— Start of Data entries —
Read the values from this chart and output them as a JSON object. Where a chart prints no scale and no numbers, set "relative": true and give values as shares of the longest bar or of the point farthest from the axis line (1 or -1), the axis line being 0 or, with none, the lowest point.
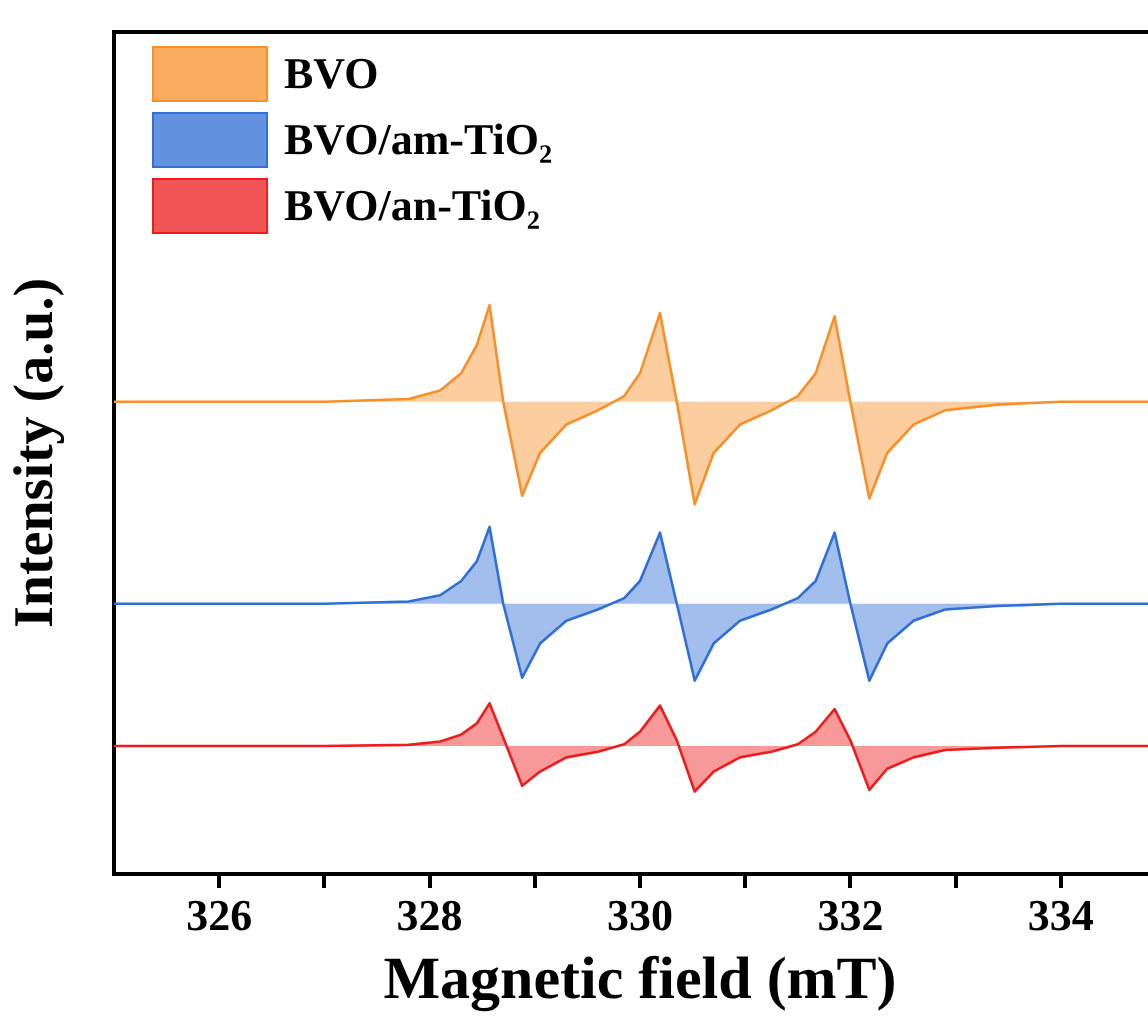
{
  "chart_data": {
    "type": "area",
    "relative": true,
    "xlabel": "Magnetic field (mT)",
    "ylabel": "Intensity (a.u.)",
    "xlim": [
      325,
      335
    ],
    "xticks": [
      326,
      {
        "value": 327,
        "label": null
      },
      328,
      {
        "value": 329,
        "label": null
      },
      330,
      {
        "value": 331,
        "label": null
      },
      332,
      {
        "value": 333,
        "label": null
      },
      334
    ],
    "tick_labels": "x",
    "grid": false,
    "legend": "top left",
    "x": [
      325,
      326,
      327,
      327.8,
      328.1,
      328.3,
      328.45,
      328.57,
      328.7,
      328.88,
      329.05,
      329.3,
      329.6,
      329.85,
      330.0,
      330.19,
      330.35,
      330.52,
      330.7,
      330.95,
      331.25,
      331.5,
      331.67,
      331.85,
      332.0,
      332.18,
      332.35,
      332.6,
      332.9,
      333.4,
      334,
      335
    ],
    "series": [
      {
        "name": "BVO",
        "color": "#f7902a",
        "values": [
          0.83,
          0.83,
          0.83,
          0.835,
          0.85,
          0.88,
          0.93,
          1.0,
          0.83,
          0.665,
          0.74,
          0.79,
          0.815,
          0.84,
          0.88,
          0.986,
          0.83,
          0.65,
          0.74,
          0.79,
          0.815,
          0.84,
          0.88,
          0.98,
          0.83,
          0.66,
          0.74,
          0.79,
          0.815,
          0.825,
          0.83,
          0.83
        ]
      },
      {
        "name": "BVO/am-TiO₂",
        "color": "#2f6fd6",
        "values": [
          0.475,
          0.475,
          0.475,
          0.479,
          0.49,
          0.515,
          0.55,
          0.61,
          0.475,
          0.345,
          0.405,
          0.445,
          0.465,
          0.485,
          0.515,
          0.6,
          0.475,
          0.34,
          0.405,
          0.445,
          0.465,
          0.485,
          0.515,
          0.6,
          0.475,
          0.34,
          0.405,
          0.445,
          0.465,
          0.471,
          0.475,
          0.475
        ]
      },
      {
        "name": "BVO/an-TiO₂",
        "color": "#ee1c1c",
        "values": [
          0.225,
          0.225,
          0.225,
          0.227,
          0.233,
          0.245,
          0.265,
          0.3,
          0.24,
          0.155,
          0.18,
          0.205,
          0.215,
          0.228,
          0.25,
          0.296,
          0.235,
          0.145,
          0.18,
          0.205,
          0.215,
          0.228,
          0.25,
          0.29,
          0.235,
          0.148,
          0.185,
          0.205,
          0.218,
          0.222,
          0.225,
          0.225
        ]
      }
    ]
  }
}
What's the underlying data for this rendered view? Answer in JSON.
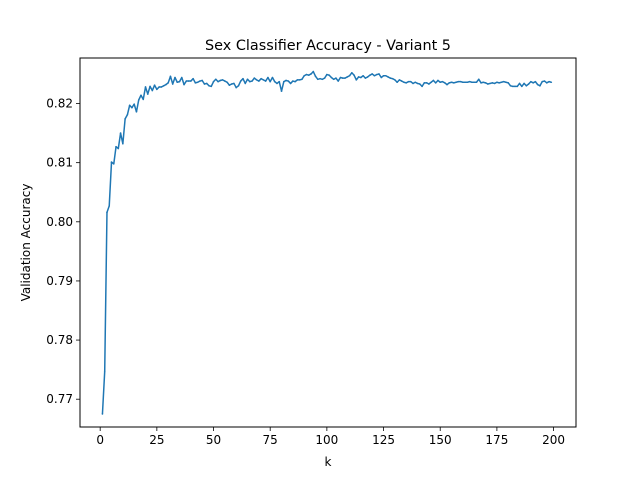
{
  "chart_data": {
    "type": "line",
    "title": "Sex Classifier Accuracy - Variant 5",
    "xlabel": "k",
    "ylabel": "Validation Accuracy",
    "xlim": [
      -8.9,
      209.9
    ],
    "ylim": [
      0.7653,
      0.8277
    ],
    "xticks": [
      0,
      25,
      50,
      75,
      100,
      125,
      150,
      175,
      200
    ],
    "yticks": [
      0.77,
      0.78,
      0.79,
      0.8,
      0.81,
      0.82
    ],
    "xtick_labels": [
      "0",
      "25",
      "50",
      "75",
      "100",
      "125",
      "150",
      "175",
      "200"
    ],
    "ytick_labels": [
      "0.77",
      "0.78",
      "0.79",
      "0.80",
      "0.81",
      "0.82"
    ],
    "grid": false,
    "line_color": "#1f77b4",
    "series": [
      {
        "x": [
          1,
          2,
          3,
          4,
          5,
          6,
          7,
          8,
          9,
          10,
          11,
          12,
          13,
          14,
          15,
          16,
          17,
          18,
          19,
          20,
          21,
          22,
          23,
          24,
          25,
          26,
          27,
          28,
          29,
          30,
          31,
          32,
          33,
          34,
          35,
          36,
          37,
          38,
          39,
          40,
          41,
          42,
          43,
          44,
          45,
          46,
          47,
          48,
          49,
          50,
          51,
          52,
          53,
          54,
          55,
          56,
          57,
          58,
          59,
          60,
          61,
          62,
          63,
          64,
          65,
          66,
          67,
          68,
          69,
          70,
          71,
          72,
          73,
          74,
          75,
          76,
          77,
          78,
          79,
          80,
          81,
          82,
          83,
          84,
          85,
          86,
          87,
          88,
          89,
          90,
          91,
          92,
          93,
          94,
          95,
          96,
          97,
          98,
          99,
          100,
          101,
          102,
          103,
          104,
          105,
          106,
          107,
          108,
          109,
          110,
          111,
          112,
          113,
          114,
          115,
          116,
          117,
          118,
          119,
          120,
          121,
          122,
          123,
          124,
          125,
          126,
          127,
          128,
          129,
          130,
          131,
          132,
          133,
          134,
          135,
          136,
          137,
          138,
          139,
          140,
          141,
          142,
          143,
          144,
          145,
          146,
          147,
          148,
          149,
          150,
          151,
          152,
          153,
          154,
          155,
          156,
          157,
          158,
          159,
          160,
          161,
          162,
          163,
          164,
          165,
          166,
          167,
          168,
          169,
          170,
          171,
          172,
          173,
          174,
          175,
          176,
          177,
          178,
          179,
          180,
          181,
          182,
          183,
          184,
          185,
          186,
          187,
          188,
          189,
          190,
          191,
          192,
          193,
          194,
          195,
          196,
          197,
          198,
          199
        ],
        "values": [
          0.7675,
          0.7747,
          0.8016,
          0.8027,
          0.8101,
          0.8098,
          0.8127,
          0.8124,
          0.815,
          0.8132,
          0.8174,
          0.8181,
          0.8197,
          0.8193,
          0.8199,
          0.8186,
          0.8206,
          0.8214,
          0.8207,
          0.8228,
          0.8216,
          0.8229,
          0.8222,
          0.8231,
          0.8224,
          0.8228,
          0.8228,
          0.823,
          0.8232,
          0.8235,
          0.8246,
          0.8233,
          0.8244,
          0.8236,
          0.8237,
          0.8244,
          0.8232,
          0.8238,
          0.8238,
          0.8238,
          0.8242,
          0.8235,
          0.8236,
          0.8238,
          0.8239,
          0.8233,
          0.8234,
          0.823,
          0.8229,
          0.8237,
          0.8241,
          0.8237,
          0.8239,
          0.824,
          0.8238,
          0.8236,
          0.8231,
          0.8233,
          0.8234,
          0.8227,
          0.823,
          0.8238,
          0.8242,
          0.8234,
          0.8241,
          0.8237,
          0.8238,
          0.8243,
          0.824,
          0.8238,
          0.8242,
          0.824,
          0.8238,
          0.8244,
          0.8237,
          0.8244,
          0.8237,
          0.8234,
          0.8237,
          0.8221,
          0.8237,
          0.8239,
          0.8238,
          0.8234,
          0.8238,
          0.8237,
          0.824,
          0.824,
          0.8241,
          0.8247,
          0.8249,
          0.8248,
          0.825,
          0.8254,
          0.8246,
          0.8241,
          0.8242,
          0.8241,
          0.8243,
          0.8249,
          0.8248,
          0.8244,
          0.8241,
          0.8243,
          0.8238,
          0.8244,
          0.8243,
          0.8243,
          0.8245,
          0.8247,
          0.8252,
          0.8248,
          0.824,
          0.8245,
          0.8244,
          0.8247,
          0.8243,
          0.8245,
          0.8248,
          0.825,
          0.8247,
          0.8249,
          0.825,
          0.8244,
          0.8247,
          0.8247,
          0.8245,
          0.8243,
          0.8242,
          0.824,
          0.8236,
          0.824,
          0.8238,
          0.8236,
          0.8235,
          0.8237,
          0.8237,
          0.8234,
          0.8236,
          0.8234,
          0.8233,
          0.8229,
          0.8235,
          0.8235,
          0.8233,
          0.8236,
          0.8239,
          0.8235,
          0.8239,
          0.8236,
          0.8237,
          0.8235,
          0.8232,
          0.8235,
          0.8236,
          0.8235,
          0.8236,
          0.8237,
          0.8237,
          0.8236,
          0.8236,
          0.8236,
          0.8237,
          0.8236,
          0.8236,
          0.8236,
          0.8241,
          0.8235,
          0.8236,
          0.8235,
          0.8233,
          0.8234,
          0.8235,
          0.8234,
          0.8236,
          0.8235,
          0.8236,
          0.8237,
          0.8236,
          0.8235,
          0.823,
          0.8229,
          0.8229,
          0.8229,
          0.8234,
          0.8229,
          0.8234,
          0.823,
          0.8233,
          0.8237,
          0.8235,
          0.8237,
          0.8232,
          0.823,
          0.8237,
          0.8238,
          0.8235,
          0.8237,
          0.8236
        ]
      }
    ]
  }
}
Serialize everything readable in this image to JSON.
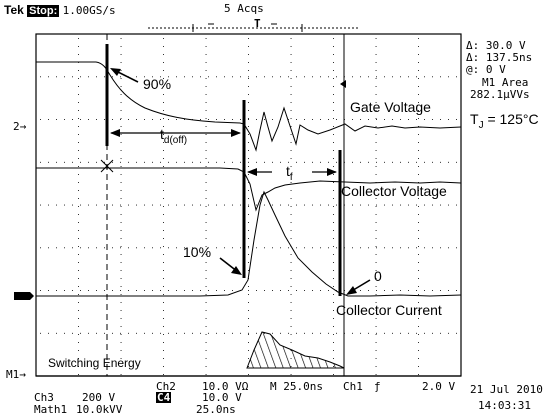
{
  "header": {
    "brand": "Tek",
    "state": "Stop:",
    "sample_rate": "1.00GS/s",
    "acqs": "5 Acqs",
    "trigger_marker": "T"
  },
  "measurements": {
    "delta_v": "Δ: 30.0 V",
    "delta_t": "Δ: 137.5ns",
    "at": "@: 0 V",
    "area_label": "M1 Area",
    "area_value": "282.1µVVs"
  },
  "temperature": {
    "label": "T",
    "sub": "J",
    "value": " = 125°C"
  },
  "annotations": {
    "p90": "90%",
    "p10": "10%",
    "zero": "0",
    "td_label": "t",
    "td_sub": "d(off)",
    "tf_label": "t",
    "tf_sub": "f",
    "gate_voltage": "Gate Voltage",
    "collector_voltage": "Collector Voltage",
    "collector_current": "Collector Current",
    "switching_energy": "Switching Energy"
  },
  "markers": {
    "ch2": "2→",
    "m1": "M1→"
  },
  "footer": {
    "ch3": "Ch3",
    "ch3_scale": "200 V",
    "ch2": "Ch2",
    "ch2_scale": "10.0 VΩ",
    "c4": "C4",
    "c4_scale": "10.0 V",
    "math1": "Math1",
    "math1_scale": "10.0kVV",
    "math1_time": "25.0ns",
    "timebase": "M 25.0ns",
    "trigger_src": "Ch1",
    "trigger_slope": "ƒ",
    "trigger_level": "2.0 V",
    "date": "21 Jul 2010",
    "time": "14:03:31"
  }
}
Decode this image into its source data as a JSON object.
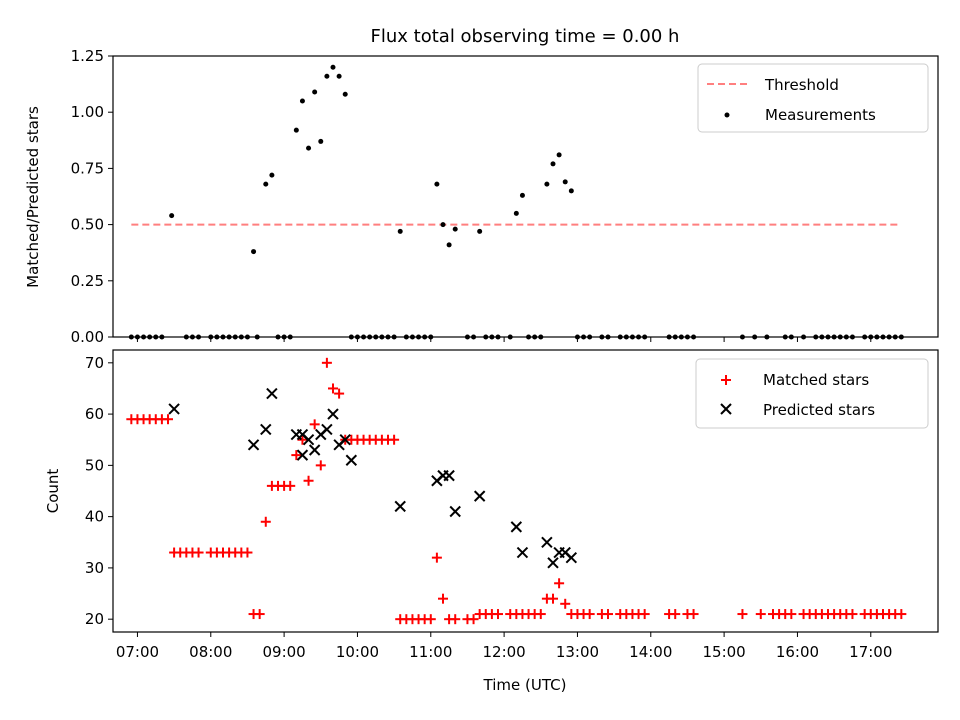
— End of Data entries —
:: Exercise task ::
Search the listing for the word "Voltage". Copy every line in which it occurs.

:: Written response ::
    "gate_voltage": "Gate Voltage",
    "collector_voltage": "Collector Voltage",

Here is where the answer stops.